• **Exercise objective**
Restate the records that follow word for word; no pictures should appear.
--- begin Extracted data ---
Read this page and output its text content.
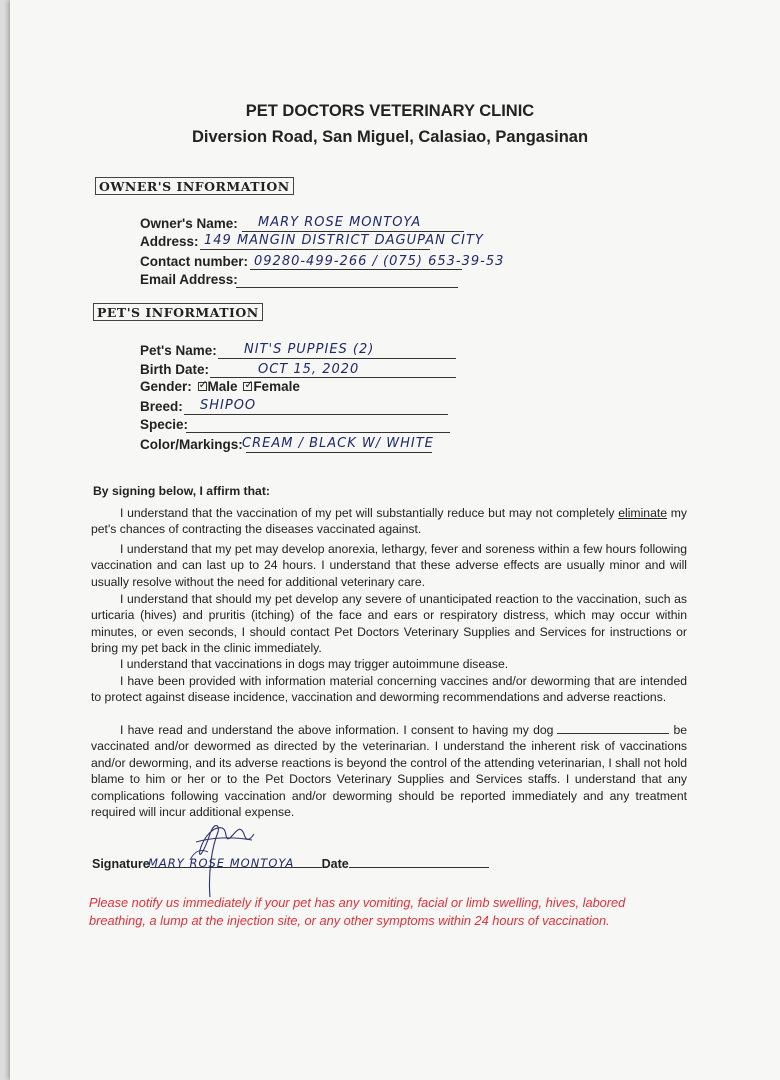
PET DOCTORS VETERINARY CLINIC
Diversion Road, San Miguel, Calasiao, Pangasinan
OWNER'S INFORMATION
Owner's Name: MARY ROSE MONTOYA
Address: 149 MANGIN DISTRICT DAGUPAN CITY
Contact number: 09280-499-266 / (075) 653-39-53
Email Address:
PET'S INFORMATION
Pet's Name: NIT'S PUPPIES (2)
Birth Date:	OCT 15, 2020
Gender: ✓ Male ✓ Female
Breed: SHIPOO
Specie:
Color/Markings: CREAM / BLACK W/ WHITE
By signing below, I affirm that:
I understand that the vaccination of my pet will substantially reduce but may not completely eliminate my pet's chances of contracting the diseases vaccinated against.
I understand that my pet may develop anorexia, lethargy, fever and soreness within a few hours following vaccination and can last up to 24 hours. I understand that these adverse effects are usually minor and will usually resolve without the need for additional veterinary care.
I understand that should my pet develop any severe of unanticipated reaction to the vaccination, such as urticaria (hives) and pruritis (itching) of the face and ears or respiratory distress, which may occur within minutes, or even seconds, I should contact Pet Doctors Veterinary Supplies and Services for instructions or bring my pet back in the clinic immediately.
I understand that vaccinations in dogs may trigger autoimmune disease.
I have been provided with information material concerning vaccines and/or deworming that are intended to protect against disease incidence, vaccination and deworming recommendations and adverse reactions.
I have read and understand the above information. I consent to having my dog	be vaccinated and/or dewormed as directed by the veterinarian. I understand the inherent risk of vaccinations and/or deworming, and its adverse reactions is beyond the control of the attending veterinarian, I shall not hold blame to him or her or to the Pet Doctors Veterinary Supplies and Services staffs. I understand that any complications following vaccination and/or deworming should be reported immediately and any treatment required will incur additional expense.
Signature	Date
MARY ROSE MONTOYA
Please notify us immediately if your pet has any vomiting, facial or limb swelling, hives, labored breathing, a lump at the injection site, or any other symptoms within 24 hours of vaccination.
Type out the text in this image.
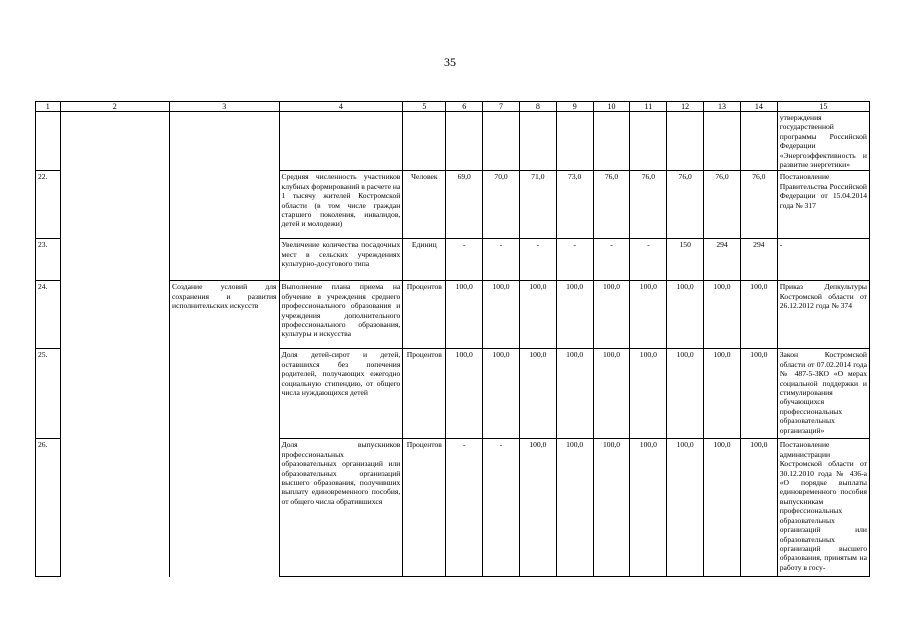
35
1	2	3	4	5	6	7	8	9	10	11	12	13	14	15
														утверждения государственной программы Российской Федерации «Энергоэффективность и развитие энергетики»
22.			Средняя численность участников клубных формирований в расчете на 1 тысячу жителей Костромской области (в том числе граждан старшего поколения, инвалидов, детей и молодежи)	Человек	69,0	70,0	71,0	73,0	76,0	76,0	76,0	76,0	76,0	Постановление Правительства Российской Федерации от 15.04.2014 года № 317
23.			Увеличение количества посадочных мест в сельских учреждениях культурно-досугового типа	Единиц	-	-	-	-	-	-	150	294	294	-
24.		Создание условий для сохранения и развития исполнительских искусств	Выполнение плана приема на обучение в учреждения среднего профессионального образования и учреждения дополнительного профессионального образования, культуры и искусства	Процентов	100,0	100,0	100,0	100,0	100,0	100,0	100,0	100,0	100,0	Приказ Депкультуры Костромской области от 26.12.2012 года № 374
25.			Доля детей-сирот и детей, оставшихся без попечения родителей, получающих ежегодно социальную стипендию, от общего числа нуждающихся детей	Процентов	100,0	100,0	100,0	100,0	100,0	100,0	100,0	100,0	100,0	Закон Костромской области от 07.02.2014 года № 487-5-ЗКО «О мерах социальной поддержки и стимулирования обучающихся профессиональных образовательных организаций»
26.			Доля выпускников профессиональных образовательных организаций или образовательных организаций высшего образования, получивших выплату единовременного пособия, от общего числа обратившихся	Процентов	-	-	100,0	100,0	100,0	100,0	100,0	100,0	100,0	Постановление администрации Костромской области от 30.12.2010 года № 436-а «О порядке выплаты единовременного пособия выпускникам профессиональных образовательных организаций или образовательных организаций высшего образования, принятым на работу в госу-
--- end Extracted data ---
• **Task result**
Read this page and output its text content.
PET DOCTORS VETERINARY CLINIC
Diversion Road, San Miguel, Calasiao, Pangasinan
OWNER'S INFORMATION
Owner's Name: MARY ROSE MONTOYA
Address: 149 MANGIN DISTRICT DAGUPAN CITY
Contact number: 09280-499-266 / (075) 653-39-53
Email Address:
PET'S INFORMATION
Pet's Name: NIT'S PUPPIES (2)
Birth Date:	OCT 15, 2020
Gender: ✓ Male ✓ Female
Breed: SHIPOO
Specie:
Color/Markings: CREAM / BLACK W/ WHITE
By signing below, I affirm that:
I understand that the vaccination of my pet will substantially reduce but may not completely eliminate my pet's chances of contracting the diseases vaccinated against.
I understand that my pet may develop anorexia, lethargy, fever and soreness within a few hours following vaccination and can last up to 24 hours. I understand that these adverse effects are usually minor and will usually resolve without the need for additional veterinary care.
I understand that should my pet develop any severe of unanticipated reaction to the vaccination, such as urticaria (hives) and pruritis (itching) of the face and ears or respiratory distress, which may occur within minutes, or even seconds, I should contact Pet Doctors Veterinary Supplies and Services for instructions or bring my pet back in the clinic immediately.
I understand that vaccinations in dogs may trigger autoimmune disease.
I have been provided with information material concerning vaccines and/or deworming that are intended to protect against disease incidence, vaccination and deworming recommendations and adverse reactions.
I have read and understand the above information. I consent to having my dog	be vaccinated and/or dewormed as directed by the veterinarian. I understand the inherent risk of vaccinations and/or deworming, and its adverse reactions is beyond the control of the attending veterinarian, I shall not hold blame to him or her or to the Pet Doctors Veterinary Supplies and Services staffs. I understand that any complications following vaccination and/or deworming should be reported immediately and any treatment required will incur additional expense.
Signature	Date
MARY ROSE MONTOYA
Please notify us immediately if your pet has any vomiting, facial or limb swelling, hives, labored breathing, a lump at the injection site, or any other symptoms within 24 hours of vaccination.
Type out the text in this image.
35
1	2	3	4	5	6	7	8	9	10	11	12	13	14	15
														утверждения государственной программы Российской Федерации «Энергоэффективность и развитие энергетики»
22.			Средняя численность участников клубных формирований в расчете на 1 тысячу жителей Костромской области (в том числе граждан старшего поколения, инвалидов, детей и молодежи)	Человек	69,0	70,0	71,0	73,0	76,0	76,0	76,0	76,0	76,0	Постановление Правительства Российской Федерации от 15.04.2014 года № 317
23.			Увеличение количества посадочных мест в сельских учреждениях культурно-досугового типа	Единиц	-	-	-	-	-	-	150	294	294	-
24.		Создание условий для сохранения и развития исполнительских искусств	Выполнение плана приема на обучение в учреждения среднего профессионального образования и учреждения дополнительного профессионального образования, культуры и искусства	Процентов	100,0	100,0	100,0	100,0	100,0	100,0	100,0	100,0	100,0	Приказ Депкультуры Костромской области от 26.12.2012 года № 374
25.			Доля детей-сирот и детей, оставшихся без попечения родителей, получающих ежегодно социальную стипендию, от общего числа нуждающихся детей	Процентов	100,0	100,0	100,0	100,0	100,0	100,0	100,0	100,0	100,0	Закон Костромской области от 07.02.2014 года № 487-5-ЗКО «О мерах социальной поддержки и стимулирования обучающихся профессиональных образовательных организаций»
26.			Доля выпускников профессиональных образовательных организаций или образовательных организаций высшего образования, получивших выплату единовременного пособия, от общего числа обратившихся	Процентов	-	-	100,0	100,0	100,0	100,0	100,0	100,0	100,0	Постановление администрации Костромской области от 30.12.2010 года № 436-а «О порядке выплаты единовременного пособия выпускникам профессиональных образовательных организаций или образовательных организаций высшего образования, принятым на работу в госу-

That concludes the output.